Task prompt: Lines holding the string "screenshot" are the ones to copy; find them all in the data.

Material:
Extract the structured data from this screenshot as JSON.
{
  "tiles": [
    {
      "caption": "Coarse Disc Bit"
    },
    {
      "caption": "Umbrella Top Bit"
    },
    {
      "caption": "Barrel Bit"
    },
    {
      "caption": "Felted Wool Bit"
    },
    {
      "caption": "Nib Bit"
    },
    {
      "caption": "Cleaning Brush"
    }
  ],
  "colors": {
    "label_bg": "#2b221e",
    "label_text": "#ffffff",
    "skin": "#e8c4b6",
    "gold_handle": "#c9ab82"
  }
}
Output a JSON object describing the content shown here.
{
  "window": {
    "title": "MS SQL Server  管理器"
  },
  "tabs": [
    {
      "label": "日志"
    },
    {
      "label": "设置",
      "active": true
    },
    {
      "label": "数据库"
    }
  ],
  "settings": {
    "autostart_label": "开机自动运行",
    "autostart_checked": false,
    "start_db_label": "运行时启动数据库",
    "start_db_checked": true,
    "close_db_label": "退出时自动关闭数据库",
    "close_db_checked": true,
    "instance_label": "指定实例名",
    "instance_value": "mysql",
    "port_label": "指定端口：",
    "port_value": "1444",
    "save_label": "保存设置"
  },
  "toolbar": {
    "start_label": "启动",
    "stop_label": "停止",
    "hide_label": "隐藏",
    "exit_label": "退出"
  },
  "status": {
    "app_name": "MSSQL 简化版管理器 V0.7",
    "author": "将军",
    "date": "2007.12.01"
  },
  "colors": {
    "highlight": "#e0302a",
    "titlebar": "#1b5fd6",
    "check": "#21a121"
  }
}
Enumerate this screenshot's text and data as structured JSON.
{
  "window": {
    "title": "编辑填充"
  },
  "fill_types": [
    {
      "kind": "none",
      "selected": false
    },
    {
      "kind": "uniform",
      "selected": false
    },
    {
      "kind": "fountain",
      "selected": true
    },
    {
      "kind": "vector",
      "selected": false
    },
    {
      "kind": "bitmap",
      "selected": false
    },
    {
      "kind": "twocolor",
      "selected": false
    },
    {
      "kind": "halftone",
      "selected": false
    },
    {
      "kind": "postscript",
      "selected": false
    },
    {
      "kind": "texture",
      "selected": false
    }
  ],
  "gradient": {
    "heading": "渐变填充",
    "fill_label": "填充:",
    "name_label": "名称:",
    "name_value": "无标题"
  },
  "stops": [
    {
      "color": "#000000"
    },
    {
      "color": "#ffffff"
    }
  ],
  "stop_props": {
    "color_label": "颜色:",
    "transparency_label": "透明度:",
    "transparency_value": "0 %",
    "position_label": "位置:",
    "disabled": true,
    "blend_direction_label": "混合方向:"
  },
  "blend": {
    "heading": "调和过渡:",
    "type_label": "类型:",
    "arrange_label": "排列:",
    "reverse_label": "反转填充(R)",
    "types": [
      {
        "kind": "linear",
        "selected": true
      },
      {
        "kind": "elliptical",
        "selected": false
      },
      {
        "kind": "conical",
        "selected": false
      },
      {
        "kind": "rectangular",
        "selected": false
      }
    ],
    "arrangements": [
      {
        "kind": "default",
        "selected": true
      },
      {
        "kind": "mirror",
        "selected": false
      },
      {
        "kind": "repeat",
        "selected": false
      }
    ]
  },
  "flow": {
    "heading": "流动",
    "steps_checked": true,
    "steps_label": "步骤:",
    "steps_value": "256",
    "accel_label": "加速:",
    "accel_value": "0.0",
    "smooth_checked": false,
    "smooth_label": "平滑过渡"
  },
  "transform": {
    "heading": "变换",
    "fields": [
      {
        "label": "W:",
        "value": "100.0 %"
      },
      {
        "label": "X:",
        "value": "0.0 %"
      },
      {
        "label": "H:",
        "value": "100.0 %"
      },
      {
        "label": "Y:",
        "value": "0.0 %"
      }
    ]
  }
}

Task output:
Extract the structured data from this screenshot as JSON.
Enumerate this screenshot's text and data as structured JSON.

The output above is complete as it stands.